◆ GIVEN EXERCISE
Output the material beneath exactly, leaving nothing out.

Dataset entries
Begin

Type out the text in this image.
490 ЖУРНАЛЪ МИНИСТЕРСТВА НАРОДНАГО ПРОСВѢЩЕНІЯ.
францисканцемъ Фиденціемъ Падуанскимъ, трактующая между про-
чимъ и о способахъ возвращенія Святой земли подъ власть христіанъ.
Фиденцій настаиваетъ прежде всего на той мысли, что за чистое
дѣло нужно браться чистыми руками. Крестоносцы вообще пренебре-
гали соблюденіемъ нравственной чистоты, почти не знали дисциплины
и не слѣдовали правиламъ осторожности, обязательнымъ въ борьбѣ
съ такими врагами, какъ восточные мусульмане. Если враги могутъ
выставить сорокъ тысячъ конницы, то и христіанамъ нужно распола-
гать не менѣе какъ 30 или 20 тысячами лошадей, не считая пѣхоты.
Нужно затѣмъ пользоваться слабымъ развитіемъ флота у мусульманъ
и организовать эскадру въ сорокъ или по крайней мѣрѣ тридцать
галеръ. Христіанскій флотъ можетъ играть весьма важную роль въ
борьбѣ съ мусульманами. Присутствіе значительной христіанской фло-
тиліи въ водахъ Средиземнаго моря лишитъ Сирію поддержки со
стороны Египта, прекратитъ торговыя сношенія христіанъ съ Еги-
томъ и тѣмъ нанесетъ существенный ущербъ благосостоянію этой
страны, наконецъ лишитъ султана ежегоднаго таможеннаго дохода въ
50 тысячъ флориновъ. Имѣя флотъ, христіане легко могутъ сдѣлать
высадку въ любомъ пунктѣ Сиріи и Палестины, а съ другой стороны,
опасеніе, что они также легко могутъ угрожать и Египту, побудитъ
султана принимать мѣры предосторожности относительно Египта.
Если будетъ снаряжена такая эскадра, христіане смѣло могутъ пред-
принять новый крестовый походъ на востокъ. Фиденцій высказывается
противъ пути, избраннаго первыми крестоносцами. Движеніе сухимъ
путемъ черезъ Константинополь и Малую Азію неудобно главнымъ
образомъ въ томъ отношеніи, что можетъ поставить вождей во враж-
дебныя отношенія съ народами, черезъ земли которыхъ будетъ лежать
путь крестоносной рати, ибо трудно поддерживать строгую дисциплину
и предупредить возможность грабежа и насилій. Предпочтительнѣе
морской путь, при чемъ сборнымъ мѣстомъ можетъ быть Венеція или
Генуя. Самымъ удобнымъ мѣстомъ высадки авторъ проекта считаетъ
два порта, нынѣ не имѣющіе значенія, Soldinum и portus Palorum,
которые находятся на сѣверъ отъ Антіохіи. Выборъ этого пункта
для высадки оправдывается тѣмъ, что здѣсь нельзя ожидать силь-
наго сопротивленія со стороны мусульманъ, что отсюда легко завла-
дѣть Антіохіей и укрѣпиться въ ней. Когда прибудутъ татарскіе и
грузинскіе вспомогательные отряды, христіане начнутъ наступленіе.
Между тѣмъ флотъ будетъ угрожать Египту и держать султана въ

End

◆ ANSWER BELOW
Type out the text in this image.
490 ЖУРНАЛЪ МИНИСТЕРСТВА НАРОДНАГО ПРОСВѢЩЕНІЯ.
францисканцемъ Фиденціемъ Падуанскимъ, трактующая между про-
чимъ и о способахъ возвращенія Святой земли подъ власть христіанъ.
Фиденцій настаиваетъ прежде всего на той мысли, что за чистое
дѣло нужно браться чистыми руками. Крестоносцы вообще пренебре-
гали соблюденіемъ нравственной чистоты, почти не знали дисциплины
и не слѣдовали правиламъ осторожности, обязательнымъ въ борьбѣ
съ такими врагами, какъ восточные мусульмане. Если враги могутъ
выставить сорокъ тысячъ конницы, то и христіанамъ нужно распола-
гать не менѣе какъ 30 или 20 тысячами лошадей, не считая пѣхоты.
Нужно затѣмъ пользоваться слабымъ развитіемъ флота у мусульманъ
и организовать эскадру въ сорокъ или по крайней мѣрѣ тридцать
галеръ. Христіанскій флотъ можетъ играть весьма важную роль въ
борьбѣ съ мусульманами. Присутствіе значительной христіанской фло-
тиліи въ водахъ Средиземнаго моря лишитъ Сирію поддержки со
стороны Египта, прекратитъ торговыя сношенія христіанъ съ Еги-
томъ и тѣмъ нанесетъ существенный ущербъ благосостоянію этой
страны, наконецъ лишитъ султана ежегоднаго таможеннаго дохода въ
50 тысячъ флориновъ. Имѣя флотъ, христіане легко могутъ сдѣлать
высадку въ любомъ пунктѣ Сиріи и Палестины, а съ другой стороны,
опасеніе, что они также легко могутъ угрожать и Египту, побудитъ
султана принимать мѣры предосторожности относительно Египта.
Если будетъ снаряжена такая эскадра, христіане смѣло могутъ пред-
принять новый крестовый походъ на востокъ. Фиденцій высказывается
противъ пути, избраннаго первыми крестоносцами. Движеніе сухимъ
путемъ черезъ Константинополь и Малую Азію неудобно главнымъ
образомъ въ томъ отношеніи, что можетъ поставить вождей во враж-
дебныя отношенія съ народами, черезъ земли которыхъ будетъ лежать
путь крестоносной рати, ибо трудно поддерживать строгую дисциплину
и предупредить возможность грабежа и насилій. Предпочтительнѣе
морской путь, при чемъ сборнымъ мѣстомъ можетъ быть Венеція или
Генуя. Самымъ удобнымъ мѣстомъ высадки авторъ проекта считаетъ
два порта, нынѣ не имѣющіе значенія, Soldinum и portus Palorum,
которые находятся на сѣверъ отъ Антіохіи. Выборъ этого пункта
для высадки оправдывается тѣмъ, что здѣсь нельзя ожидать силь-
наго сопротивленія со стороны мусульманъ, что отсюда легко завла-
дѣть Антіохіей и укрѣпиться въ ней. Когда прибудутъ татарскіе и
грузинскіе вспомогательные отряды, христіане начнутъ наступленіе.
Между тѣмъ флотъ будетъ угрожать Египту и держать султана въ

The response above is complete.